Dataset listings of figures
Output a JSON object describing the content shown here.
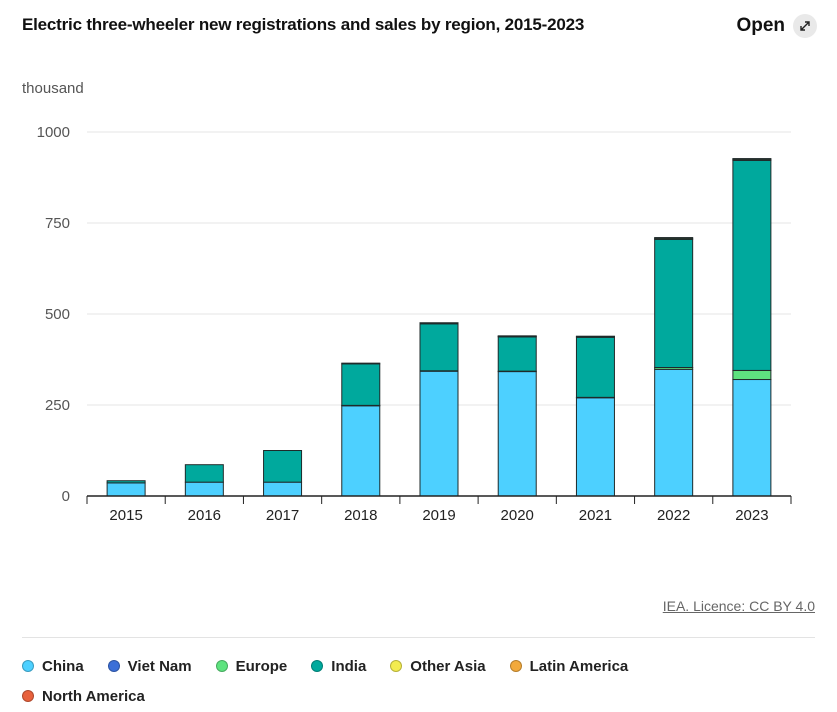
{
  "header": {
    "title": "Electric three-wheeler new registrations and sales by region, 2015-2023",
    "open_label": "Open"
  },
  "source_label": "IEA. Licence: CC BY 4.0",
  "chart_data": {
    "type": "bar",
    "stacked": true,
    "title": "Electric three-wheeler new registrations and sales by region, 2015-2023",
    "ylabel": "thousand",
    "xlabel": "",
    "ylim": [
      0,
      1000
    ],
    "yticks": [
      0,
      250,
      500,
      750,
      1000
    ],
    "grid": true,
    "legend_position": "bottom",
    "categories": [
      "2015",
      "2016",
      "2017",
      "2018",
      "2019",
      "2020",
      "2021",
      "2022",
      "2023"
    ],
    "series": [
      {
        "name": "China",
        "color": "#4dd0ff",
        "values": [
          36,
          38,
          38,
          248,
          343,
          342,
          270,
          348,
          320
        ]
      },
      {
        "name": "Viet Nam",
        "color": "#3b6fd8",
        "values": [
          0,
          0,
          0,
          0,
          0,
          0,
          0,
          0,
          0
        ]
      },
      {
        "name": "Europe",
        "color": "#5ee37f",
        "values": [
          0,
          0,
          0,
          1,
          1,
          1,
          1,
          5,
          25
        ]
      },
      {
        "name": "India",
        "color": "#00a99d",
        "values": [
          6,
          48,
          87,
          114,
          129,
          94,
          165,
          352,
          577
        ]
      },
      {
        "name": "Other Asia",
        "color": "#f3ec4f",
        "values": [
          0,
          0,
          0,
          2,
          2,
          2,
          2,
          3,
          3
        ]
      },
      {
        "name": "Latin America",
        "color": "#f2a93b",
        "values": [
          0,
          0,
          0,
          0,
          1,
          1,
          1,
          2,
          2
        ]
      },
      {
        "name": "North America",
        "color": "#e8613c",
        "values": [
          0,
          0,
          0,
          0,
          0,
          0,
          0,
          0,
          0
        ]
      }
    ]
  }
}
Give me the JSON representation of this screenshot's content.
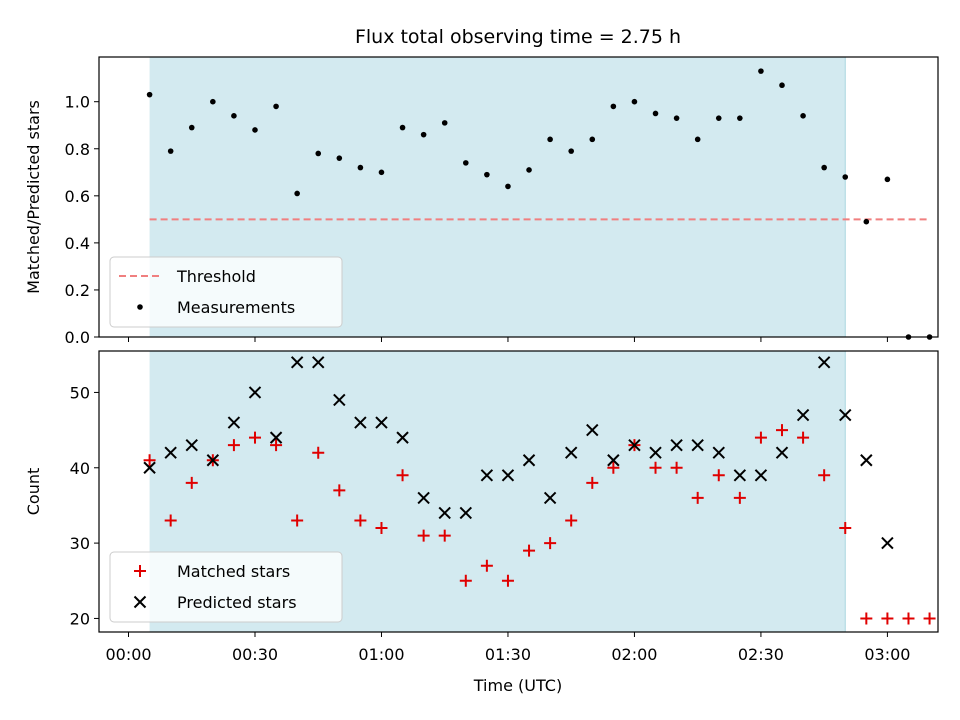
{
  "figure": {
    "title": "Flux total observing time = 2.75 h",
    "xlabel": "Time (UTC)",
    "x_tick_labels": [
      "00:00",
      "00:30",
      "01:00",
      "01:30",
      "02:00",
      "02:30",
      "03:00"
    ]
  },
  "colors": {
    "shade": "#d3eaf0",
    "shade_edge": "#a9d6df",
    "threshold": "#f07f7f",
    "measurement": "#000000",
    "matched": "#e00000",
    "predicted": "#000000"
  },
  "chart_data": [
    {
      "type": "scatter",
      "title": "Flux total observing time = 2.75 h",
      "xlabel": "Time (UTC)",
      "ylabel": "Matched/Predicted stars",
      "x_unit": "minutes after 00:00 UTC",
      "xlim": [
        -7,
        192
      ],
      "ylim": [
        0,
        1.19
      ],
      "y_ticks": [
        "0.0",
        "0.2",
        "0.4",
        "0.6",
        "0.8",
        "1.0"
      ],
      "shaded_interval": [
        5,
        170
      ],
      "legend_position": "lower-left",
      "series": [
        {
          "name": "Threshold",
          "kind": "dashed-line",
          "color": "#f07f7f",
          "x": [
            5,
            190
          ],
          "y": [
            0.5,
            0.5
          ]
        },
        {
          "name": "Measurements",
          "kind": "dots",
          "color": "#000000",
          "x": [
            5,
            10,
            15,
            20,
            25,
            30,
            35,
            40,
            45,
            50,
            55,
            60,
            65,
            70,
            75,
            80,
            85,
            90,
            95,
            100,
            105,
            110,
            115,
            120,
            125,
            130,
            135,
            140,
            145,
            150,
            155,
            160,
            165,
            170,
            175,
            180,
            185,
            190
          ],
          "y": [
            1.03,
            0.79,
            0.89,
            1.0,
            0.94,
            0.88,
            0.98,
            0.61,
            0.78,
            0.76,
            0.72,
            0.7,
            0.89,
            0.86,
            0.91,
            0.74,
            0.69,
            0.64,
            0.71,
            0.84,
            0.79,
            0.84,
            0.98,
            1.0,
            0.95,
            0.93,
            0.84,
            0.93,
            0.93,
            1.13,
            1.07,
            0.94,
            0.72,
            0.68,
            0.49,
            0.67,
            0.0,
            0.0
          ]
        }
      ]
    },
    {
      "type": "scatter",
      "ylabel": "Count",
      "xlabel": "Time (UTC)",
      "x_unit": "minutes after 00:00 UTC",
      "xlim": [
        -7,
        192
      ],
      "ylim": [
        18.2,
        55.5
      ],
      "y_ticks": [
        "20",
        "30",
        "40",
        "50"
      ],
      "shaded_interval": [
        5,
        170
      ],
      "legend_position": "lower-left",
      "series": [
        {
          "name": "Matched stars",
          "marker": "+",
          "color": "#e00000",
          "x": [
            5,
            10,
            15,
            20,
            25,
            30,
            35,
            40,
            45,
            50,
            55,
            60,
            65,
            70,
            75,
            80,
            85,
            90,
            95,
            100,
            105,
            110,
            115,
            120,
            125,
            130,
            135,
            140,
            145,
            150,
            155,
            160,
            165,
            170,
            175,
            180,
            185,
            190
          ],
          "y": [
            41,
            33,
            38,
            41,
            43,
            44,
            43,
            33,
            42,
            37,
            33,
            32,
            39,
            31,
            31,
            25,
            27,
            25,
            29,
            30,
            33,
            38,
            40,
            43,
            40,
            40,
            36,
            39,
            36,
            44,
            45,
            44,
            39,
            32,
            20,
            20,
            20,
            20
          ]
        },
        {
          "name": "Predicted stars",
          "marker": "x",
          "color": "#000000",
          "x": [
            5,
            10,
            15,
            20,
            25,
            30,
            35,
            40,
            45,
            50,
            55,
            60,
            65,
            70,
            75,
            80,
            85,
            90,
            95,
            100,
            105,
            110,
            115,
            120,
            125,
            130,
            135,
            140,
            145,
            150,
            155,
            160,
            165,
            170,
            175,
            180
          ],
          "y": [
            40,
            42,
            43,
            41,
            46,
            50,
            44,
            54,
            54,
            49,
            46,
            46,
            44,
            36,
            34,
            34,
            39,
            39,
            41,
            36,
            42,
            45,
            41,
            43,
            42,
            43,
            43,
            42,
            39,
            39,
            42,
            47,
            54,
            47,
            41,
            30
          ]
        }
      ]
    }
  ]
}
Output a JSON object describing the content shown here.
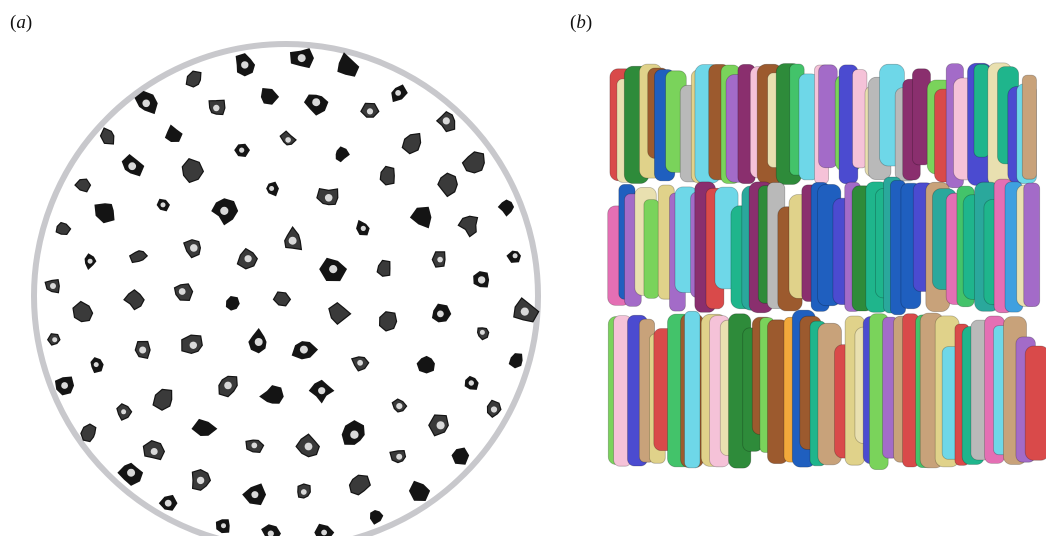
{
  "figure": {
    "panel_a": {
      "label_open": "(",
      "label_letter": "a",
      "label_close": ")",
      "description": "",
      "colors": {
        "rim": "#c8c8cc",
        "particle": "#141414",
        "background": "#ffffff"
      }
    },
    "panel_b": {
      "label_open": "(",
      "label_letter": "b",
      "label_close": ")",
      "layers": 3,
      "palette": [
        "#1f5fbf",
        "#2e8b3a",
        "#e0d28a",
        "#e46fb4",
        "#6ed7e8",
        "#8a2f6e",
        "#c8a27a",
        "#43c36a",
        "#4b4bd0",
        "#b9b9b9",
        "#f2a93b",
        "#7ad35b",
        "#2aa89c",
        "#e9e0b0",
        "#a36bc8",
        "#d94a4a",
        "#3fa0e0",
        "#9c5a2e",
        "#f5c2d8",
        "#1fb58c"
      ]
    }
  }
}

Short problem » Repeat the listing above exactly, with no pictures.

Answer in full »
Output a JSON object describing the content shown here.
{
  "header": {
    "title": "Electric three-wheeler new registrations and sales by region, 2015-2023",
    "open_label": "Open"
  },
  "source_label": "IEA. Licence: CC BY 4.0",
  "chart_data": {
    "type": "bar",
    "stacked": true,
    "title": "Electric three-wheeler new registrations and sales by region, 2015-2023",
    "ylabel": "thousand",
    "xlabel": "",
    "ylim": [
      0,
      1000
    ],
    "yticks": [
      0,
      250,
      500,
      750,
      1000
    ],
    "grid": true,
    "legend_position": "bottom",
    "categories": [
      "2015",
      "2016",
      "2017",
      "2018",
      "2019",
      "2020",
      "2021",
      "2022",
      "2023"
    ],
    "series": [
      {
        "name": "China",
        "color": "#4dd0ff",
        "values": [
          36,
          38,
          38,
          248,
          343,
          342,
          270,
          348,
          320
        ]
      },
      {
        "name": "Viet Nam",
        "color": "#3b6fd8",
        "values": [
          0,
          0,
          0,
          0,
          0,
          0,
          0,
          0,
          0
        ]
      },
      {
        "name": "Europe",
        "color": "#5ee37f",
        "values": [
          0,
          0,
          0,
          1,
          1,
          1,
          1,
          5,
          25
        ]
      },
      {
        "name": "India",
        "color": "#00a99d",
        "values": [
          6,
          48,
          87,
          114,
          129,
          94,
          165,
          352,
          577
        ]
      },
      {
        "name": "Other Asia",
        "color": "#f3ec4f",
        "values": [
          0,
          0,
          0,
          2,
          2,
          2,
          2,
          3,
          3
        ]
      },
      {
        "name": "Latin America",
        "color": "#f2a93b",
        "values": [
          0,
          0,
          0,
          0,
          1,
          1,
          1,
          2,
          2
        ]
      },
      {
        "name": "North America",
        "color": "#e8613c",
        "values": [
          0,
          0,
          0,
          0,
          0,
          0,
          0,
          0,
          0
        ]
      }
    ]
  }
}
Give me the JSON representation of this screenshot's content.
{
  "figure": {
    "title": "Flux total observing time = 2.75 h",
    "xlabel": "Time (UTC)",
    "x_tick_labels": [
      "00:00",
      "00:30",
      "01:00",
      "01:30",
      "02:00",
      "02:30",
      "03:00"
    ]
  },
  "colors": {
    "shade": "#d3eaf0",
    "shade_edge": "#a9d6df",
    "threshold": "#f07f7f",
    "measurement": "#000000",
    "matched": "#e00000",
    "predicted": "#000000"
  },
  "chart_data": [
    {
      "type": "scatter",
      "title": "Flux total observing time = 2.75 h",
      "xlabel": "Time (UTC)",
      "ylabel": "Matched/Predicted stars",
      "x_unit": "minutes after 00:00 UTC",
      "xlim": [
        -7,
        192
      ],
      "ylim": [
        0,
        1.19
      ],
      "y_ticks": [
        "0.0",
        "0.2",
        "0.4",
        "0.6",
        "0.8",
        "1.0"
      ],
      "shaded_interval": [
        5,
        170
      ],
      "legend_position": "lower-left",
      "series": [
        {
          "name": "Threshold",
          "kind": "dashed-line",
          "color": "#f07f7f",
          "x": [
            5,
            190
          ],
          "y": [
            0.5,
            0.5
          ]
        },
        {
          "name": "Measurements",
          "kind": "dots",
          "color": "#000000",
          "x": [
            5,
            10,
            15,
            20,
            25,
            30,
            35,
            40,
            45,
            50,
            55,
            60,
            65,
            70,
            75,
            80,
            85,
            90,
            95,
            100,
            105,
            110,
            115,
            120,
            125,
            130,
            135,
            140,
            145,
            150,
            155,
            160,
            165,
            170,
            175,
            180,
            185,
            190
          ],
          "y": [
            1.03,
            0.79,
            0.89,
            1.0,
            0.94,
            0.88,
            0.98,
            0.61,
            0.78,
            0.76,
            0.72,
            0.7,
            0.89,
            0.86,
            0.91,
            0.74,
            0.69,
            0.64,
            0.71,
            0.84,
            0.79,
            0.84,
            0.98,
            1.0,
            0.95,
            0.93,
            0.84,
            0.93,
            0.93,
            1.13,
            1.07,
            0.94,
            0.72,
            0.68,
            0.49,
            0.67,
            0.0,
            0.0
          ]
        }
      ]
    },
    {
      "type": "scatter",
      "ylabel": "Count",
      "xlabel": "Time (UTC)",
      "x_unit": "minutes after 00:00 UTC",
      "xlim": [
        -7,
        192
      ],
      "ylim": [
        18.2,
        55.5
      ],
      "y_ticks": [
        "20",
        "30",
        "40",
        "50"
      ],
      "shaded_interval": [
        5,
        170
      ],
      "legend_position": "lower-left",
      "series": [
        {
          "name": "Matched stars",
          "marker": "+",
          "color": "#e00000",
          "x": [
            5,
            10,
            15,
            20,
            25,
            30,
            35,
            40,
            45,
            50,
            55,
            60,
            65,
            70,
            75,
            80,
            85,
            90,
            95,
            100,
            105,
            110,
            115,
            120,
            125,
            130,
            135,
            140,
            145,
            150,
            155,
            160,
            165,
            170,
            175,
            180,
            185,
            190
          ],
          "y": [
            41,
            33,
            38,
            41,
            43,
            44,
            43,
            33,
            42,
            37,
            33,
            32,
            39,
            31,
            31,
            25,
            27,
            25,
            29,
            30,
            33,
            38,
            40,
            43,
            40,
            40,
            36,
            39,
            36,
            44,
            45,
            44,
            39,
            32,
            20,
            20,
            20,
            20
          ]
        },
        {
          "name": "Predicted stars",
          "marker": "x",
          "color": "#000000",
          "x": [
            5,
            10,
            15,
            20,
            25,
            30,
            35,
            40,
            45,
            50,
            55,
            60,
            65,
            70,
            75,
            80,
            85,
            90,
            95,
            100,
            105,
            110,
            115,
            120,
            125,
            130,
            135,
            140,
            145,
            150,
            155,
            160,
            165,
            170,
            175,
            180
          ],
          "y": [
            40,
            42,
            43,
            41,
            46,
            50,
            44,
            54,
            54,
            49,
            46,
            46,
            44,
            36,
            34,
            34,
            39,
            39,
            41,
            36,
            42,
            45,
            41,
            43,
            42,
            43,
            43,
            42,
            39,
            39,
            42,
            47,
            54,
            47,
            41,
            30
          ]
        }
      ]
    }
  ]
}
Output a JSON object describing the content shown here.
{
  "figure": {
    "panel_a": {
      "label_open": "(",
      "label_letter": "a",
      "label_close": ")",
      "description": "",
      "colors": {
        "rim": "#c8c8cc",
        "particle": "#141414",
        "background": "#ffffff"
      }
    },
    "panel_b": {
      "label_open": "(",
      "label_letter": "b",
      "label_close": ")",
      "layers": 3,
      "palette": [
        "#1f5fbf",
        "#2e8b3a",
        "#e0d28a",
        "#e46fb4",
        "#6ed7e8",
        "#8a2f6e",
        "#c8a27a",
        "#43c36a",
        "#4b4bd0",
        "#b9b9b9",
        "#f2a93b",
        "#7ad35b",
        "#2aa89c",
        "#e9e0b0",
        "#a36bc8",
        "#d94a4a",
        "#3fa0e0",
        "#9c5a2e",
        "#f5c2d8",
        "#1fb58c"
      ]
    }
  }
}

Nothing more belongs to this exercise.